** Begin DATA EXCERPTS **

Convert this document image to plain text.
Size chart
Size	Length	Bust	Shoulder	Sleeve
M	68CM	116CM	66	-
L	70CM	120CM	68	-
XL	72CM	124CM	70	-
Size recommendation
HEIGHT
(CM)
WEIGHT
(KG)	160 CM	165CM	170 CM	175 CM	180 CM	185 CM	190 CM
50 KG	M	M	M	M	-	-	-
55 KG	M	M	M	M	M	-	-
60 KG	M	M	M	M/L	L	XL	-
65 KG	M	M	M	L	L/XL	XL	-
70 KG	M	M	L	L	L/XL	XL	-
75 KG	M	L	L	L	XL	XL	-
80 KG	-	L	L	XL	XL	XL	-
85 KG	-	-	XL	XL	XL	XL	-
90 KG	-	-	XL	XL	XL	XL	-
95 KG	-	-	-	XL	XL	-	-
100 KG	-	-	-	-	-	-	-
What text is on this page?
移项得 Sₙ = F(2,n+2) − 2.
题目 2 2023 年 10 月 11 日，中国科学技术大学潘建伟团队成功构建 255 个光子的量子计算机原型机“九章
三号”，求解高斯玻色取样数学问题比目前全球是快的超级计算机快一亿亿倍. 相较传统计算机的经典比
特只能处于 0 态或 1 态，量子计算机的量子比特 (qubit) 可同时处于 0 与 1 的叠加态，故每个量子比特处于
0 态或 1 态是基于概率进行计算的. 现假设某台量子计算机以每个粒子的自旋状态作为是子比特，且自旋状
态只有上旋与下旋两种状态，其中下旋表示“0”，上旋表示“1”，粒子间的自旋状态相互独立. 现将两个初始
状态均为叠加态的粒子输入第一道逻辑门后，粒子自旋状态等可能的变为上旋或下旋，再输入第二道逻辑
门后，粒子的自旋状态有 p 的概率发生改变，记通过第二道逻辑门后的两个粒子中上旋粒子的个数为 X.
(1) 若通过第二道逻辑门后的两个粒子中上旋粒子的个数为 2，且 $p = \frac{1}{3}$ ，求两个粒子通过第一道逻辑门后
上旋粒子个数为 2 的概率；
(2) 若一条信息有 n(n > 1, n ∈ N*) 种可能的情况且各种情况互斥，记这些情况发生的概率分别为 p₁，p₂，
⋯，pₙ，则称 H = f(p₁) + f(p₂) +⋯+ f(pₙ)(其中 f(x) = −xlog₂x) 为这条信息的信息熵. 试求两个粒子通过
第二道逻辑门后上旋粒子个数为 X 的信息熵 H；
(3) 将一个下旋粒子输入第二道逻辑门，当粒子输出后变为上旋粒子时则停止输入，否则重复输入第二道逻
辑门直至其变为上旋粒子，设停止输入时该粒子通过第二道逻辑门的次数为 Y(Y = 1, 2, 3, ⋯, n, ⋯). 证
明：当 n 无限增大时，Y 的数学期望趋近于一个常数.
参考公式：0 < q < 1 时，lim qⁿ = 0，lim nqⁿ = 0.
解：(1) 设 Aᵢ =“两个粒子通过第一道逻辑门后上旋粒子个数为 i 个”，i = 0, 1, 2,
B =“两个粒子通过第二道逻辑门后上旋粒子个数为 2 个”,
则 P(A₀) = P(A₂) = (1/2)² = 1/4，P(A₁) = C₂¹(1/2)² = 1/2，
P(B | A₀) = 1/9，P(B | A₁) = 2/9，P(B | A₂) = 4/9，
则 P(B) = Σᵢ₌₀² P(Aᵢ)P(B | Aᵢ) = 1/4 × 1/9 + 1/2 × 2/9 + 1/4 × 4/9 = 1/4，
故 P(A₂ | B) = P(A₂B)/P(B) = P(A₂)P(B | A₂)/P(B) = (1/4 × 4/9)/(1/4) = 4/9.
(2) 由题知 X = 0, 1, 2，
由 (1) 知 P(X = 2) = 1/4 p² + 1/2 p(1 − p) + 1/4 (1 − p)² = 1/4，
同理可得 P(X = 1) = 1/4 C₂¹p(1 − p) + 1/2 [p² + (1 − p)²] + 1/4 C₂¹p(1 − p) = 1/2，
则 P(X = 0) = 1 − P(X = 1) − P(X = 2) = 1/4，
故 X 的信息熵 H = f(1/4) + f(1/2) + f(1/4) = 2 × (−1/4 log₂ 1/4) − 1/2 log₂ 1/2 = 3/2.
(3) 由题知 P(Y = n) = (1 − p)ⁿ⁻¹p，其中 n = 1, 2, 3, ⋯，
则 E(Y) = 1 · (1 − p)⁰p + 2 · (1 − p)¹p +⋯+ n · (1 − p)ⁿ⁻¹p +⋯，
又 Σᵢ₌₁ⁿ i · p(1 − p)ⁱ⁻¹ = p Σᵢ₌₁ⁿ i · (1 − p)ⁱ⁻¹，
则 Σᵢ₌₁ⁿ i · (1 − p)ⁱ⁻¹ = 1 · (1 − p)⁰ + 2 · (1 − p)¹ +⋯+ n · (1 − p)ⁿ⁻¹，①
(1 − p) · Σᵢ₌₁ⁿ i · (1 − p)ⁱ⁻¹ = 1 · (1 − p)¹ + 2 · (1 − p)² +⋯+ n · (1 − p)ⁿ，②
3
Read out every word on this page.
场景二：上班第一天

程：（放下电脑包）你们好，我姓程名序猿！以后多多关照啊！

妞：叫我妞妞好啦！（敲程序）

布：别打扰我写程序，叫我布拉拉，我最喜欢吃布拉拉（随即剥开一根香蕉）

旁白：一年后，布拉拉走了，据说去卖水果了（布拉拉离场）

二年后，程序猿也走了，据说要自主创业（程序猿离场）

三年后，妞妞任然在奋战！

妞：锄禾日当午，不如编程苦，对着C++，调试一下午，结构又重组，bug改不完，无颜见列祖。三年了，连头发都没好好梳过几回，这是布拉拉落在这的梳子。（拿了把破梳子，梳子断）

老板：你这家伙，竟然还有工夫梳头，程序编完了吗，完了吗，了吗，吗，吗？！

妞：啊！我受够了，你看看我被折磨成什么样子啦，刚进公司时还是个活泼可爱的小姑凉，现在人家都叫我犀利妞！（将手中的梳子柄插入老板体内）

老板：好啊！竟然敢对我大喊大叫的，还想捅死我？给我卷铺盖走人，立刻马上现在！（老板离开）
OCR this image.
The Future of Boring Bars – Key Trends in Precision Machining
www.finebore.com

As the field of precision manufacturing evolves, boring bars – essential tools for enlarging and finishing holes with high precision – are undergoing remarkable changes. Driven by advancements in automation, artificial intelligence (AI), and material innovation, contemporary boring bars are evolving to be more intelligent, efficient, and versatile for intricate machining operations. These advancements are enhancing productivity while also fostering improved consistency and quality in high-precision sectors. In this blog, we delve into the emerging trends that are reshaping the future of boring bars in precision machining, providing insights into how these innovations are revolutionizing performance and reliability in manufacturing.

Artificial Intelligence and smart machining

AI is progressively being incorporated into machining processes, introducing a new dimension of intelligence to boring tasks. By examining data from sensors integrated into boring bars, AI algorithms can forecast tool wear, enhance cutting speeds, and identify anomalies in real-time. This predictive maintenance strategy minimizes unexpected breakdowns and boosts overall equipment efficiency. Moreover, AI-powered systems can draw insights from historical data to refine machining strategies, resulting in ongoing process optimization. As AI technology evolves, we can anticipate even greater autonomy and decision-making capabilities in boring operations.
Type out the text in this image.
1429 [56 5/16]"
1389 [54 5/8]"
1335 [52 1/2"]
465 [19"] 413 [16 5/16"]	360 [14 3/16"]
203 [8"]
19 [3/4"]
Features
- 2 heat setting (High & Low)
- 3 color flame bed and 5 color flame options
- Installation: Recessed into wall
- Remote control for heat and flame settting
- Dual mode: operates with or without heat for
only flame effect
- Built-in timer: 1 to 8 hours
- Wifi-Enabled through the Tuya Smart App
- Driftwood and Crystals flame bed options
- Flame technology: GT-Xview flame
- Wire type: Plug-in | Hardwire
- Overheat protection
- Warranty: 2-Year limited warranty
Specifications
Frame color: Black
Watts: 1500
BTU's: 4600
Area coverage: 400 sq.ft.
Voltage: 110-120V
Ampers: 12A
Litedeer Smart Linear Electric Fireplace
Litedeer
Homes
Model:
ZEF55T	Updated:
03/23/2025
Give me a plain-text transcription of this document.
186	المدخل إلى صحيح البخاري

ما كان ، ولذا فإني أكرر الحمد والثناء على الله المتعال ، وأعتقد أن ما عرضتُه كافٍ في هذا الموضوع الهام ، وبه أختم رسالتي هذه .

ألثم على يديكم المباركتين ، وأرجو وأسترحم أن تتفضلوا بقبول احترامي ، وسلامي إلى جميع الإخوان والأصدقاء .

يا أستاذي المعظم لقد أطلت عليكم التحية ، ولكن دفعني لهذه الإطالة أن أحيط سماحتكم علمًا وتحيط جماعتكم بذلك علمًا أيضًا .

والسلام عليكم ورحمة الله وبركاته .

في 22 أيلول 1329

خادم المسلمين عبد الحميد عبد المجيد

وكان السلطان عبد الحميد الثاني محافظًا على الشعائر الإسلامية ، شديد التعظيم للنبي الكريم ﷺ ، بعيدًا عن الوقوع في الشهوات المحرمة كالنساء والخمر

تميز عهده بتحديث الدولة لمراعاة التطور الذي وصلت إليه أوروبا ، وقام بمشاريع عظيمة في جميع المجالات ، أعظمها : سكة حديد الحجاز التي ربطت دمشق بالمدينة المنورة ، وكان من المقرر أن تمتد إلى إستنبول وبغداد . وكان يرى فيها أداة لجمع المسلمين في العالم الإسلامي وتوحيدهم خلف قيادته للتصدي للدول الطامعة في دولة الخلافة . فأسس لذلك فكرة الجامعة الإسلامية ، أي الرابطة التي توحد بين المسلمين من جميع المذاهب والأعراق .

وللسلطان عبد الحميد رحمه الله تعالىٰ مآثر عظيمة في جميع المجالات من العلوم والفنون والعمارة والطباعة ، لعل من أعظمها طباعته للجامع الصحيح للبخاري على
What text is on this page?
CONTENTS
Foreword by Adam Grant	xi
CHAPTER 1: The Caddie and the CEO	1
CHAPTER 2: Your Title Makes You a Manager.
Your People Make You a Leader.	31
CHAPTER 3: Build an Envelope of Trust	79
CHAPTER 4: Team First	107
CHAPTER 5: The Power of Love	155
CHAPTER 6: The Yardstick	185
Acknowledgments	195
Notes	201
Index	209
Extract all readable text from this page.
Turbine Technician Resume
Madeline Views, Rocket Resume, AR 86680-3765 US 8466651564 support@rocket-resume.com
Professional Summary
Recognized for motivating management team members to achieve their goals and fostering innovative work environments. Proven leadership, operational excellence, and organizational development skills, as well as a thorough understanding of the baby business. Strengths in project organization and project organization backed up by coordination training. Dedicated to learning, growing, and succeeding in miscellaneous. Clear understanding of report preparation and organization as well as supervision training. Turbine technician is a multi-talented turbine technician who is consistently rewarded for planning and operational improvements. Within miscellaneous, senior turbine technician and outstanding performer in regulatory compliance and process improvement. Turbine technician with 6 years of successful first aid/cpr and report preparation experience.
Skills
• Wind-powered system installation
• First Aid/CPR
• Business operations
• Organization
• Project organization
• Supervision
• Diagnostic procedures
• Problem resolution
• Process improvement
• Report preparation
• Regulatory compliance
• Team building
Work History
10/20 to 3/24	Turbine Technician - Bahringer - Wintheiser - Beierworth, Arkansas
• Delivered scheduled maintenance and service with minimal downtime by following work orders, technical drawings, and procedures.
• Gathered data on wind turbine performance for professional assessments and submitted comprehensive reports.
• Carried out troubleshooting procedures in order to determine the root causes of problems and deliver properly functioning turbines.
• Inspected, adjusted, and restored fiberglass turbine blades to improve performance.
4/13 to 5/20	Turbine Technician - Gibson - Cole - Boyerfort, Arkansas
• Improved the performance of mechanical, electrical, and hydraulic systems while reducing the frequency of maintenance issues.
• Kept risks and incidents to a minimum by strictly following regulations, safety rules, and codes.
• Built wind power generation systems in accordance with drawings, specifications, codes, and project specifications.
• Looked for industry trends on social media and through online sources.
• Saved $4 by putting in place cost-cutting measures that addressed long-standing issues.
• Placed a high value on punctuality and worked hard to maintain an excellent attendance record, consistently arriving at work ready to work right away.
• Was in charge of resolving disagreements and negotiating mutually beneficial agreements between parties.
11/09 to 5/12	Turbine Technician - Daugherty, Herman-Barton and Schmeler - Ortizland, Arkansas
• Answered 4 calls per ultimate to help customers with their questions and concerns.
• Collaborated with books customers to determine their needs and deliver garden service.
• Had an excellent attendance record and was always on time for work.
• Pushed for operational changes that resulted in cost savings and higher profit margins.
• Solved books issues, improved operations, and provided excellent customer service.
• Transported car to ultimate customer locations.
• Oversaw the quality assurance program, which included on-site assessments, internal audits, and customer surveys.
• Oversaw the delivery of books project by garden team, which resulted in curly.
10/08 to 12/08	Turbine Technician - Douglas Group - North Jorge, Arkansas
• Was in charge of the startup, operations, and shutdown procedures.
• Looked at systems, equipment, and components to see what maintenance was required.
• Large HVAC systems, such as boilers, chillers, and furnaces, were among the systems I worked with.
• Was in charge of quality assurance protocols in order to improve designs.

** End DATA EXCERPTS **

### WHAT THE EXERCISE ASKS
Tally up the lines holding the word "garden" in the data above, and answer with that figure only.

### FINAL ANSWER
2